◆ **DO THIS**:
Write out all entries word for word.

◆ **DATASET**:

* Start *

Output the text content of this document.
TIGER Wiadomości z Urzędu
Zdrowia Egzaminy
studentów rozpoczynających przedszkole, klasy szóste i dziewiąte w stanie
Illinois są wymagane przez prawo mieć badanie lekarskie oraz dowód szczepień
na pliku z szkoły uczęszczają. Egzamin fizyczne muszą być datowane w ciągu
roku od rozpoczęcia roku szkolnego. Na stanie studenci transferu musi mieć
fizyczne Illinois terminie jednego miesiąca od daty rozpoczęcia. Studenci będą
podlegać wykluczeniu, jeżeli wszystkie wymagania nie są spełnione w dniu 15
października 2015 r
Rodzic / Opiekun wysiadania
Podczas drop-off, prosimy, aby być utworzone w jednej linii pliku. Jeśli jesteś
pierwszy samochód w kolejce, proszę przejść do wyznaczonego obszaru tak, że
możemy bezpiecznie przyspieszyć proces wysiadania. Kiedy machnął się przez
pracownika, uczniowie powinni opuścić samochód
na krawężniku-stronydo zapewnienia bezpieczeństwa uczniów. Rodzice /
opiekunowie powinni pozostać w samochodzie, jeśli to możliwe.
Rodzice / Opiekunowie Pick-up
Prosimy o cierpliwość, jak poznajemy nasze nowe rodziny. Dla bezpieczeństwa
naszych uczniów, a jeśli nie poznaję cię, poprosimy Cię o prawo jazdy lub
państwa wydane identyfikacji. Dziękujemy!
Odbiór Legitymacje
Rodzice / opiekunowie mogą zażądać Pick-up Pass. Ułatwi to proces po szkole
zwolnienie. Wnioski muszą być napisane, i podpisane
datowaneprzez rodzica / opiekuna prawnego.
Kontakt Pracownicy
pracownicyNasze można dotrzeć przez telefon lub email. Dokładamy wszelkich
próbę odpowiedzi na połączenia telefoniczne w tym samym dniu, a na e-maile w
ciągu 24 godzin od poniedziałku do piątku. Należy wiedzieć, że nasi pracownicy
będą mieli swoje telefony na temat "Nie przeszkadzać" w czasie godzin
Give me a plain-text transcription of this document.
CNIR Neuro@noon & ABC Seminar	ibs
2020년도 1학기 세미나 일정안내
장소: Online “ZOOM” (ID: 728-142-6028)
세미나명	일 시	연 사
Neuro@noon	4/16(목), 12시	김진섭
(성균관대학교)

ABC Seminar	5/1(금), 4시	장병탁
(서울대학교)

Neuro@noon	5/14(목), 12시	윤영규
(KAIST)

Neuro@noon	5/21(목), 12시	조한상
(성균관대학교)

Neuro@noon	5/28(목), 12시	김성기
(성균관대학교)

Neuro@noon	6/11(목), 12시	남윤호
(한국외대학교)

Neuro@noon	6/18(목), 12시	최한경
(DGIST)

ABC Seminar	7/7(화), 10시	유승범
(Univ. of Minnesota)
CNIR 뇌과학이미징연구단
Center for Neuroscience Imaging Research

* End *

◆ **ANSWER TO THIS EXERCISE**:
Output the text content of this document.
TIGER Wiadomości z Urzędu
Zdrowia Egzaminy
studentów rozpoczynających przedszkole, klasy szóste i dziewiąte w stanie
Illinois są wymagane przez prawo mieć badanie lekarskie oraz dowód szczepień
na pliku z szkoły uczęszczają. Egzamin fizyczne muszą być datowane w ciągu
roku od rozpoczęcia roku szkolnego. Na stanie studenci transferu musi mieć
fizyczne Illinois terminie jednego miesiąca od daty rozpoczęcia. Studenci będą
podlegać wykluczeniu, jeżeli wszystkie wymagania nie są spełnione w dniu 15
października 2015 r
Rodzic / Opiekun wysiadania
Podczas drop-off, prosimy, aby być utworzone w jednej linii pliku. Jeśli jesteś
pierwszy samochód w kolejce, proszę przejść do wyznaczonego obszaru tak, że
możemy bezpiecznie przyspieszyć proces wysiadania. Kiedy machnął się przez
pracownika, uczniowie powinni opuścić samochód
na krawężniku-stronydo zapewnienia bezpieczeństwa uczniów. Rodzice /
opiekunowie powinni pozostać w samochodzie, jeśli to możliwe.
Rodzice / Opiekunowie Pick-up
Prosimy o cierpliwość, jak poznajemy nasze nowe rodziny. Dla bezpieczeństwa
naszych uczniów, a jeśli nie poznaję cię, poprosimy Cię o prawo jazdy lub
państwa wydane identyfikacji. Dziękujemy!
Odbiór Legitymacje
Rodzice / opiekunowie mogą zażądać Pick-up Pass. Ułatwi to proces po szkole
zwolnienie. Wnioski muszą być napisane, i podpisane
datowaneprzez rodzica / opiekuna prawnego.
Kontakt Pracownicy
pracownicyNasze można dotrzeć przez telefon lub email. Dokładamy wszelkich
próbę odpowiedzi na połączenia telefoniczne w tym samym dniu, a na e-maile w
ciągu 24 godzin od poniedziałku do piątku. Należy wiedzieć, że nasi pracownicy
będą mieli swoje telefony na temat "Nie przeszkadzać" w czasie godzin
Give me a plain-text transcription of this document.
CNIR Neuro@noon & ABC Seminar	ibs
2020년도 1학기 세미나 일정안내
장소: Online “ZOOM” (ID: 728-142-6028)
세미나명	일 시	연 사
Neuro@noon	4/16(목), 12시	김진섭
(성균관대학교)

ABC Seminar	5/1(금), 4시	장병탁
(서울대학교)

Neuro@noon	5/14(목), 12시	윤영규
(KAIST)

Neuro@noon	5/21(목), 12시	조한상
(성균관대학교)

Neuro@noon	5/28(목), 12시	김성기
(성균관대학교)

Neuro@noon	6/11(목), 12시	남윤호
(한국외대학교)

Neuro@noon	6/18(목), 12시	최한경
(DGIST)

ABC Seminar	7/7(화), 10시	유승범
(Univ. of Minnesota)
CNIR 뇌과학이미징연구단
Center for Neuroscience Imaging Research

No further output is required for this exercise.